**RECORDS SUPPLIED:**
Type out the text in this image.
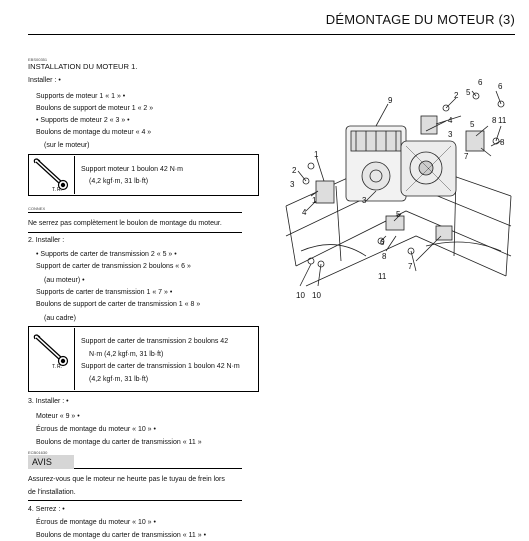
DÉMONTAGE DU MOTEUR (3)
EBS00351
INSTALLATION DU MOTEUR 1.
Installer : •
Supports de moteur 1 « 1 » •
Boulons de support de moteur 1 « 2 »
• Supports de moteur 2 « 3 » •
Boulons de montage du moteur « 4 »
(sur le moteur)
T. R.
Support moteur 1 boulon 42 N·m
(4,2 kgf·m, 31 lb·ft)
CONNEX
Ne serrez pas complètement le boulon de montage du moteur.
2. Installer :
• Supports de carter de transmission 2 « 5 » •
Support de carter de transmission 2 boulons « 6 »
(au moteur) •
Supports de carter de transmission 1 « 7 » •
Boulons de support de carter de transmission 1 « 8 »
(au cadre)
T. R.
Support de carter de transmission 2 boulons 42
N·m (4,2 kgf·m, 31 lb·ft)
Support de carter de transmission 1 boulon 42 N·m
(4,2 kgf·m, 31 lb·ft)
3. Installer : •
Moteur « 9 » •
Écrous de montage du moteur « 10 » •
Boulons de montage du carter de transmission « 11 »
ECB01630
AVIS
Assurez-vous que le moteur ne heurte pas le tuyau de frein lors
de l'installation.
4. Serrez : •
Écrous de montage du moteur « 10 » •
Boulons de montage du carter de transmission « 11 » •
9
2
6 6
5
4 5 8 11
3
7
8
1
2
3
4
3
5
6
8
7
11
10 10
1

---

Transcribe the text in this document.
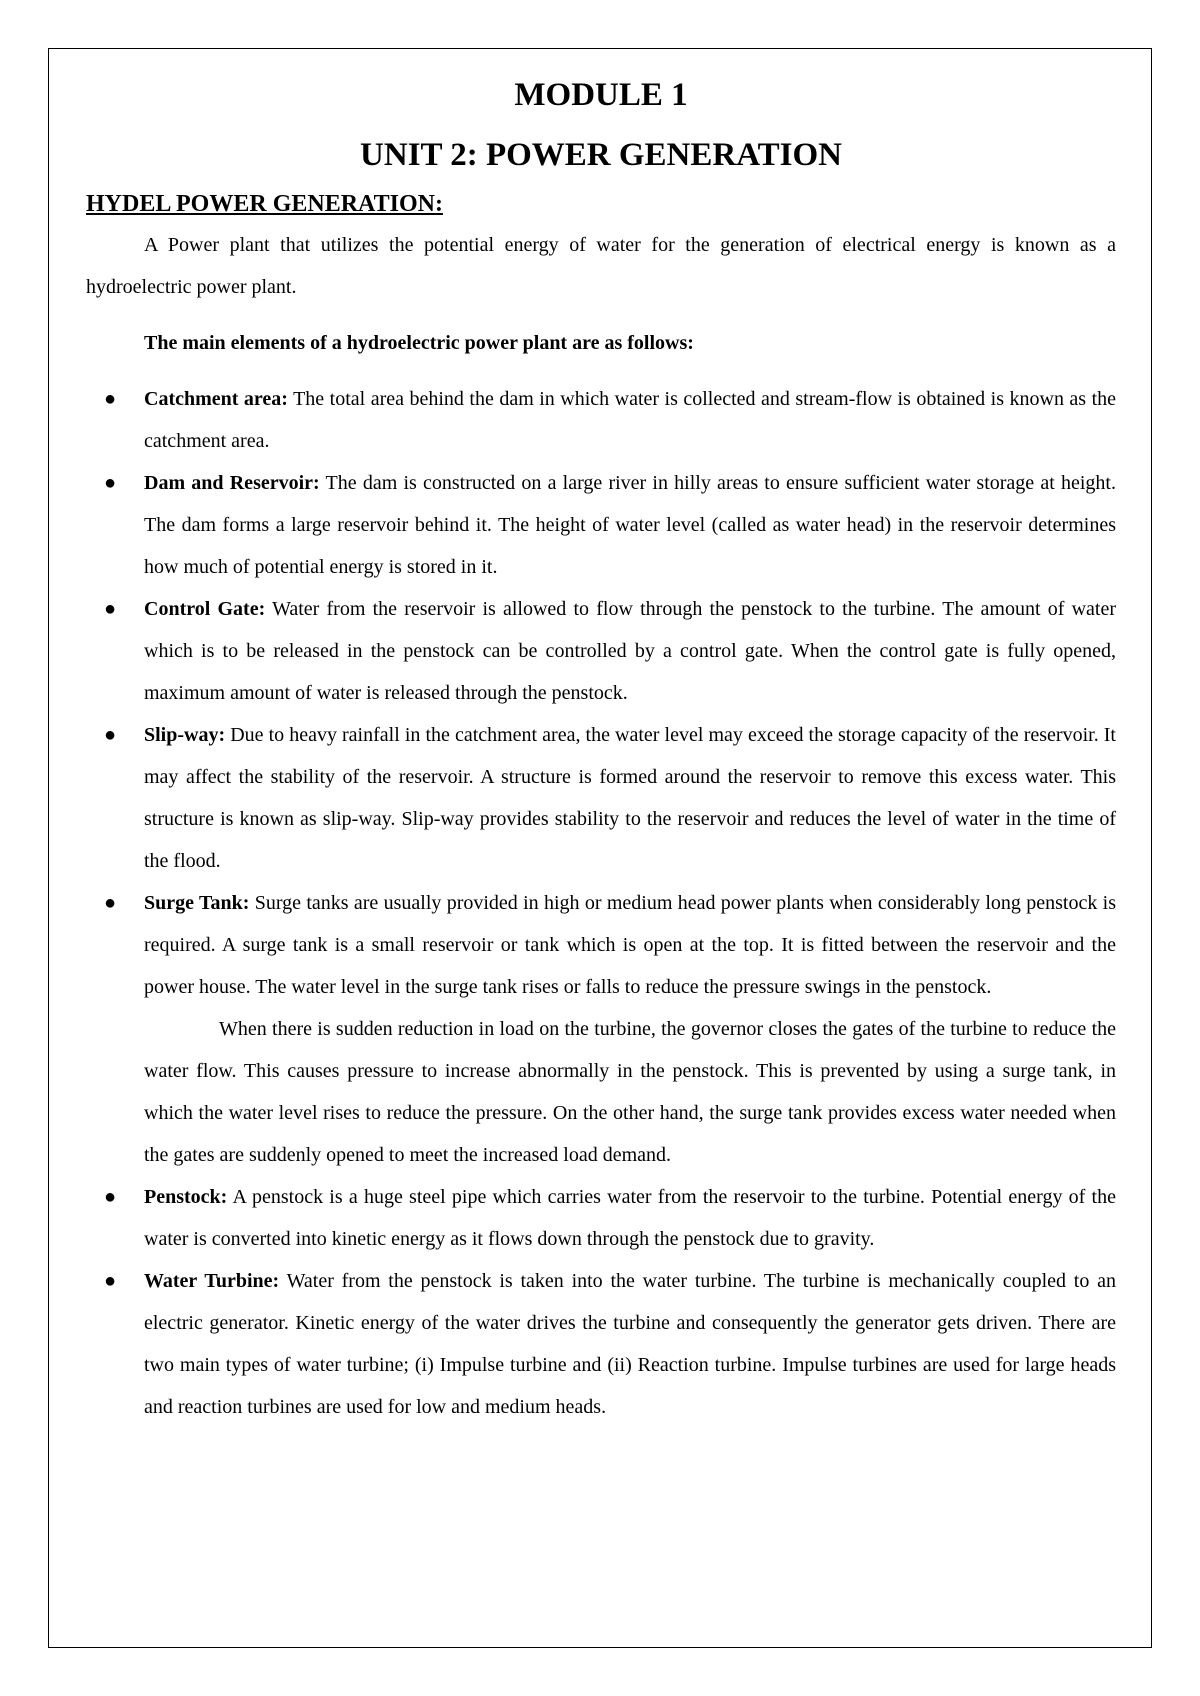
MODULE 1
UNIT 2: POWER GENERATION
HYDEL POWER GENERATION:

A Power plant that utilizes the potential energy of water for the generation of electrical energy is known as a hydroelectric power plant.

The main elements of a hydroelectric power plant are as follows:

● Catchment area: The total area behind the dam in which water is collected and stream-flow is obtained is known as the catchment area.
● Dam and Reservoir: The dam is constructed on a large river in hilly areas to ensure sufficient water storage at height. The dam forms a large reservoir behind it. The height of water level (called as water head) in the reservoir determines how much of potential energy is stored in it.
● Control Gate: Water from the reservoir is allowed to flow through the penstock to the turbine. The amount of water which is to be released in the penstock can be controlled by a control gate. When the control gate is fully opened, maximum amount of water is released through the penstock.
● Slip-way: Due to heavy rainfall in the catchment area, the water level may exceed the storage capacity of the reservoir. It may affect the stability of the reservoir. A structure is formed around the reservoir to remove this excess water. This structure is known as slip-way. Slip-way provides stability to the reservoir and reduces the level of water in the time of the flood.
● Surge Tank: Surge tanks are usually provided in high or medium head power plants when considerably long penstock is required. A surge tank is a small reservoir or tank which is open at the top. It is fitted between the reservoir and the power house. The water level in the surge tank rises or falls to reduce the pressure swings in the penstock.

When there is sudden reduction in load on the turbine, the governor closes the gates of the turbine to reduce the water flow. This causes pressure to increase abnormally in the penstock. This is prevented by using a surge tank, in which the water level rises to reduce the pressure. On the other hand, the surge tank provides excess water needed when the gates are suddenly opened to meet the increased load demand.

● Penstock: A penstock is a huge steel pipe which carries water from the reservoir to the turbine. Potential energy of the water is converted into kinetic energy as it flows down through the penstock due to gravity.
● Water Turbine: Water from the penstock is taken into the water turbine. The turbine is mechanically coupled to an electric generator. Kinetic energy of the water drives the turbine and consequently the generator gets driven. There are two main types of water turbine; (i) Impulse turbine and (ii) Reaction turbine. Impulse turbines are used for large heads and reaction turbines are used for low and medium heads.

---

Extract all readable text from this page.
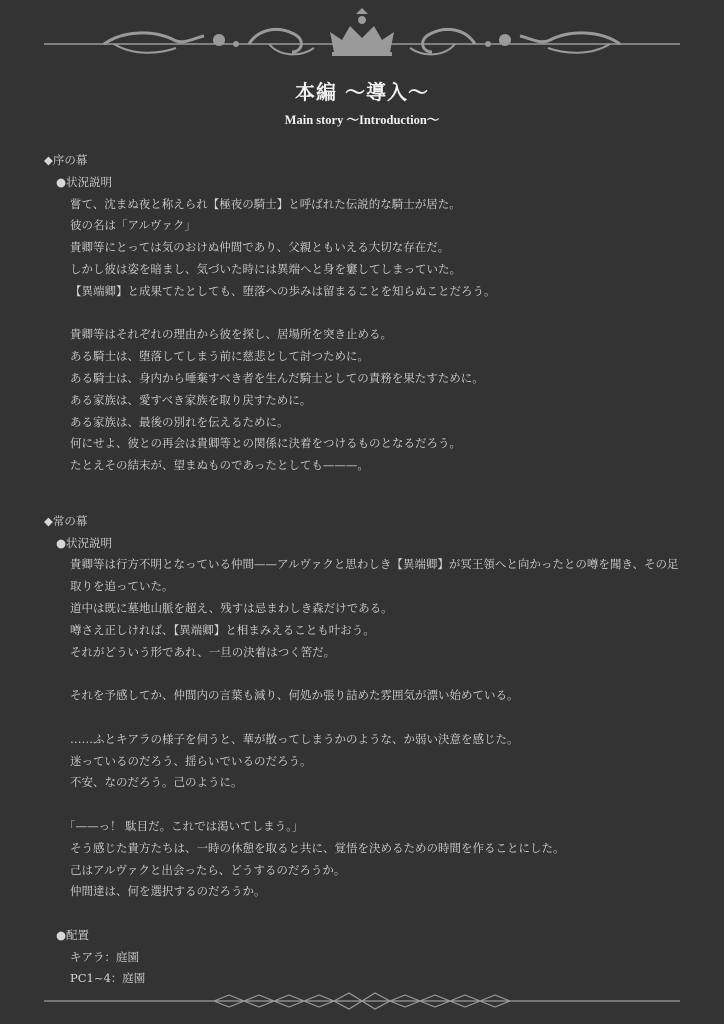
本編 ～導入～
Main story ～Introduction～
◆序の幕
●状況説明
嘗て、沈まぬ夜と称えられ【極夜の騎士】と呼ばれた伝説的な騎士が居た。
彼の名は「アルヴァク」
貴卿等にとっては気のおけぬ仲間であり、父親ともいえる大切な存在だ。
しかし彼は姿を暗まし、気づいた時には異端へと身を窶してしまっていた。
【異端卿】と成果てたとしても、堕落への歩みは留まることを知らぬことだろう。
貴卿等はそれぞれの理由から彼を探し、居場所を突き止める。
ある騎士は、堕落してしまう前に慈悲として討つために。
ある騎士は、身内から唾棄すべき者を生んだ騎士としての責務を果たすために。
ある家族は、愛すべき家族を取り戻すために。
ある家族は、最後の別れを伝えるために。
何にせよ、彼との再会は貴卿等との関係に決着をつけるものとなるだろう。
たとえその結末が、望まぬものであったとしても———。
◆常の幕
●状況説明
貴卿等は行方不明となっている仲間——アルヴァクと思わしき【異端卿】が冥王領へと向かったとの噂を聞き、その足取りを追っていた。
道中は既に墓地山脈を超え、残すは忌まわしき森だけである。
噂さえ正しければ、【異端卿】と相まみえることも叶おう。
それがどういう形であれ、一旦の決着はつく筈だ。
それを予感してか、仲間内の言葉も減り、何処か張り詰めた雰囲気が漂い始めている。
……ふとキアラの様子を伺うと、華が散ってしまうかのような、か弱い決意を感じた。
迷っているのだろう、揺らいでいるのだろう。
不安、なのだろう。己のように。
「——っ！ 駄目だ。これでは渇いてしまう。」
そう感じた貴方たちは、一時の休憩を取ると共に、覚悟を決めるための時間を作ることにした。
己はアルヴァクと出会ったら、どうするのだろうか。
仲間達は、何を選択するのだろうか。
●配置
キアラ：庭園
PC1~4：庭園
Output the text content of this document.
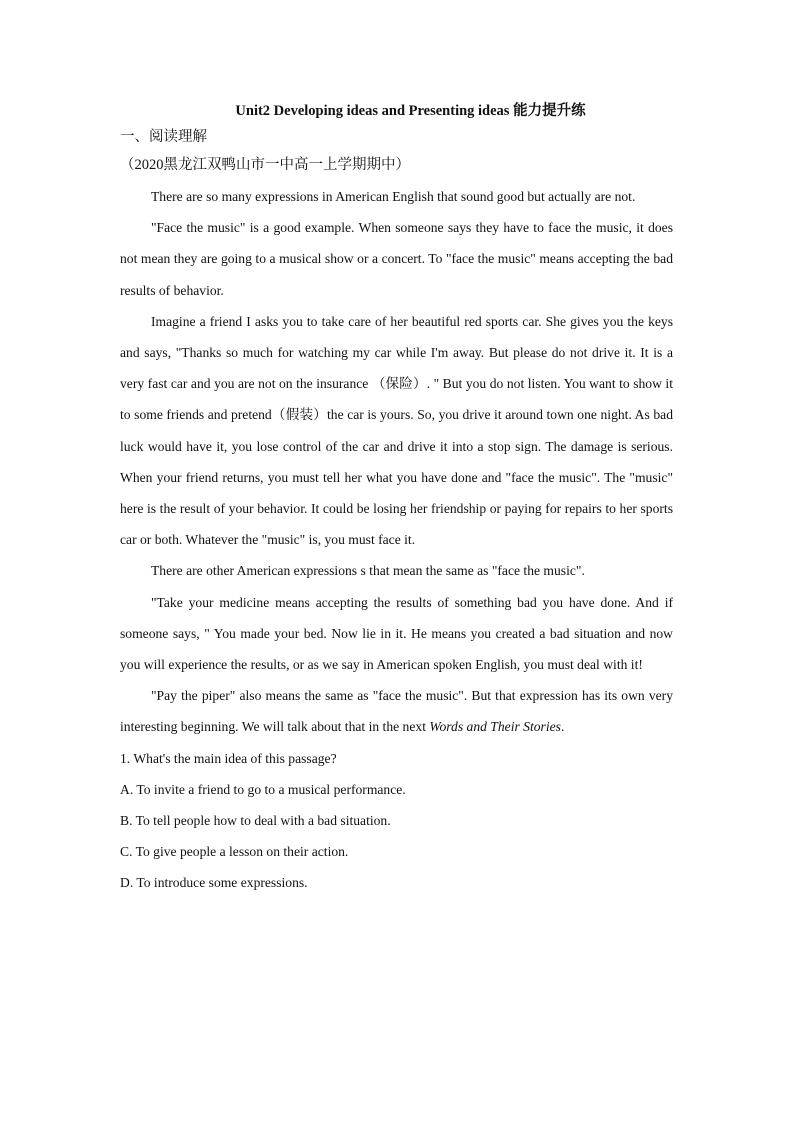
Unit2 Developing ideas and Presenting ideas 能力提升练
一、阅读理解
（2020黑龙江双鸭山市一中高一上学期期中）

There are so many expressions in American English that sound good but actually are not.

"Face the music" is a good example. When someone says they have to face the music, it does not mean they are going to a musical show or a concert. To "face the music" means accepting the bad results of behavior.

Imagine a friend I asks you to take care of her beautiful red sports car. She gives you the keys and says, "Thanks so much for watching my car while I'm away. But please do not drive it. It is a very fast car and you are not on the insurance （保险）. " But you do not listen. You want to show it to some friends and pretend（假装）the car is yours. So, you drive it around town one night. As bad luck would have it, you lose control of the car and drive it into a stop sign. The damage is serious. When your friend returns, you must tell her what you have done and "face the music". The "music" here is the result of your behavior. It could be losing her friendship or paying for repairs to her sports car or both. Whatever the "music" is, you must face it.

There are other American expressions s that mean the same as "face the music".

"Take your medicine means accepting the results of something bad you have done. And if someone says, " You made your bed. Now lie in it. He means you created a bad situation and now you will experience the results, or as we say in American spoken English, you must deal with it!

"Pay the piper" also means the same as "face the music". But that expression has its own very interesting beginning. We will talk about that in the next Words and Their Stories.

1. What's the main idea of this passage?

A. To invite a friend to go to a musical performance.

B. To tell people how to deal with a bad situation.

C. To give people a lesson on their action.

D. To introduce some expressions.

**TASK TO CARRY OUT:** Looking at the listing above, count the lines that contain "with" and give nothing but the number.

**ANSWER FOR THIS EXERCISE:** 2